═══ DATASET EXCERPTS ═══
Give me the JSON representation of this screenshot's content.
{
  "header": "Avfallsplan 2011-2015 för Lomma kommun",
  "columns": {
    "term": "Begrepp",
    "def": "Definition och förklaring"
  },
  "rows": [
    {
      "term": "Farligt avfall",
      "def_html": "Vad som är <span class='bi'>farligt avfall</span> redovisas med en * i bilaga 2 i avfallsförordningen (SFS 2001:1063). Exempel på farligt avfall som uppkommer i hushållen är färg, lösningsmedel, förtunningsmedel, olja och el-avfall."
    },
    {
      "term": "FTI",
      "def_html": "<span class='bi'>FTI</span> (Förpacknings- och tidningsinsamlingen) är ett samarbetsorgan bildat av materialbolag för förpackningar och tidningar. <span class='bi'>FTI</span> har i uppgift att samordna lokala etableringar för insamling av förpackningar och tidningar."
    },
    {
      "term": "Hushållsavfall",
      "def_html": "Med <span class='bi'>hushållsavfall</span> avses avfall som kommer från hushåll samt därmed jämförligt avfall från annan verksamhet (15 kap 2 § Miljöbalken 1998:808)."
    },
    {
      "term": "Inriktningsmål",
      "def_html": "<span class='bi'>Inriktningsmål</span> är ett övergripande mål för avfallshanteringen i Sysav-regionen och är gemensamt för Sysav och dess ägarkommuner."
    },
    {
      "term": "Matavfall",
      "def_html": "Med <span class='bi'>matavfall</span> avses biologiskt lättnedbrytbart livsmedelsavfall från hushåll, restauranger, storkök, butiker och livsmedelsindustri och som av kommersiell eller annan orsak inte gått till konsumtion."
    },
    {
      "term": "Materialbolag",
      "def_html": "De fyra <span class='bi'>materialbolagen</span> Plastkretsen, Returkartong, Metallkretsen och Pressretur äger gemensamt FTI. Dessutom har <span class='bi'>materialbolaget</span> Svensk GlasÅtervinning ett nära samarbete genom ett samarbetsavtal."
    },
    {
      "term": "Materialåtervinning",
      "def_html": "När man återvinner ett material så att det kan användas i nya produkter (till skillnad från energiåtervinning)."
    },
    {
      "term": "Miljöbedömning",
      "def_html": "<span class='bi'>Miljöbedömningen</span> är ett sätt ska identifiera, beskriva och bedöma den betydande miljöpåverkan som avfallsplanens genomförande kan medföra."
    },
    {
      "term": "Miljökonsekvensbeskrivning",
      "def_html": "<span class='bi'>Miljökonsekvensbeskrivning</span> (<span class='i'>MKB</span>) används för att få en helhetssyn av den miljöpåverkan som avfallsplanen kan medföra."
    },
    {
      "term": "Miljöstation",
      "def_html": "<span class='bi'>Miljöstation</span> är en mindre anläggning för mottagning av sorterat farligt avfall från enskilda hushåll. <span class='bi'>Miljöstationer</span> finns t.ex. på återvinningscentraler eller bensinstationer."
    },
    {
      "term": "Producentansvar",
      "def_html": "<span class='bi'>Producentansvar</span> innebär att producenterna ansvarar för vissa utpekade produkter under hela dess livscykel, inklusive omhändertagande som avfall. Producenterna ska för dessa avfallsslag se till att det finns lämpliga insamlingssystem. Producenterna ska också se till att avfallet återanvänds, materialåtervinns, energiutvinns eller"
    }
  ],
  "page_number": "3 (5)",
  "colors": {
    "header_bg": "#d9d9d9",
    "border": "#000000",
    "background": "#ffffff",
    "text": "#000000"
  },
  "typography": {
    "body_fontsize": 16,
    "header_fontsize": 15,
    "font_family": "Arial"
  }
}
═══
_WORK ITEM_
Once more, write out the records exactly as they are.

_EXERCISE ANSWER_
Give me the JSON representation of this screenshot's content.
{
  "header": "Avfallsplan 2011-2015 för Lomma kommun",
  "columns": {
    "term": "Begrepp",
    "def": "Definition och förklaring"
  },
  "rows": [
    {
      "term": "Farligt avfall",
      "def_html": "Vad som är <span class='bi'>farligt avfall</span> redovisas med en * i bilaga 2 i avfallsförordningen (SFS 2001:1063). Exempel på farligt avfall som uppkommer i hushållen är färg, lösningsmedel, förtunningsmedel, olja och el-avfall."
    },
    {
      "term": "FTI",
      "def_html": "<span class='bi'>FTI</span> (Förpacknings- och tidningsinsamlingen) är ett samarbetsorgan bildat av materialbolag för förpackningar och tidningar. <span class='bi'>FTI</span> har i uppgift att samordna lokala etableringar för insamling av förpackningar och tidningar."
    },
    {
      "term": "Hushållsavfall",
      "def_html": "Med <span class='bi'>hushållsavfall</span> avses avfall som kommer från hushåll samt därmed jämförligt avfall från annan verksamhet (15 kap 2 § Miljöbalken 1998:808)."
    },
    {
      "term": "Inriktningsmål",
      "def_html": "<span class='bi'>Inriktningsmål</span> är ett övergripande mål för avfallshanteringen i Sysav-regionen och är gemensamt för Sysav och dess ägarkommuner."
    },
    {
      "term": "Matavfall",
      "def_html": "Med <span class='bi'>matavfall</span> avses biologiskt lättnedbrytbart livsmedelsavfall från hushåll, restauranger, storkök, butiker och livsmedelsindustri och som av kommersiell eller annan orsak inte gått till konsumtion."
    },
    {
      "term": "Materialbolag",
      "def_html": "De fyra <span class='bi'>materialbolagen</span> Plastkretsen, Returkartong, Metallkretsen och Pressretur äger gemensamt FTI. Dessutom har <span class='bi'>materialbolaget</span> Svensk GlasÅtervinning ett nära samarbete genom ett samarbetsavtal."
    },
    {
      "term": "Materialåtervinning",
      "def_html": "När man återvinner ett material så att det kan användas i nya produkter (till skillnad från energiåtervinning)."
    },
    {
      "term": "Miljöbedömning",
      "def_html": "<span class='bi'>Miljöbedömningen</span> är ett sätt ska identifiera, beskriva och bedöma den betydande miljöpåverkan som avfallsplanens genomförande kan medföra."
    },
    {
      "term": "Miljökonsekvensbeskrivning",
      "def_html": "<span class='bi'>Miljökonsekvensbeskrivning</span> (<span class='i'>MKB</span>) används för att få en helhetssyn av den miljöpåverkan som avfallsplanen kan medföra."
    },
    {
      "term": "Miljöstation",
      "def_html": "<span class='bi'>Miljöstation</span> är en mindre anläggning för mottagning av sorterat farligt avfall från enskilda hushåll. <span class='bi'>Miljöstationer</span> finns t.ex. på återvinningscentraler eller bensinstationer."
    },
    {
      "term": "Producentansvar",
      "def_html": "<span class='bi'>Producentansvar</span> innebär att producenterna ansvarar för vissa utpekade produkter under hela dess livscykel, inklusive omhändertagande som avfall. Producenterna ska för dessa avfallsslag se till att det finns lämpliga insamlingssystem. Producenterna ska också se till att avfallet återanvänds, materialåtervinns, energiutvinns eller"
    }
  ],
  "page_number": "3 (5)",
  "colors": {
    "header_bg": "#d9d9d9",
    "border": "#000000",
    "background": "#ffffff",
    "text": "#000000"
  },
  "typography": {
    "body_fontsize": 16,
    "header_fontsize": 15,
    "font_family": "Arial"
  }
}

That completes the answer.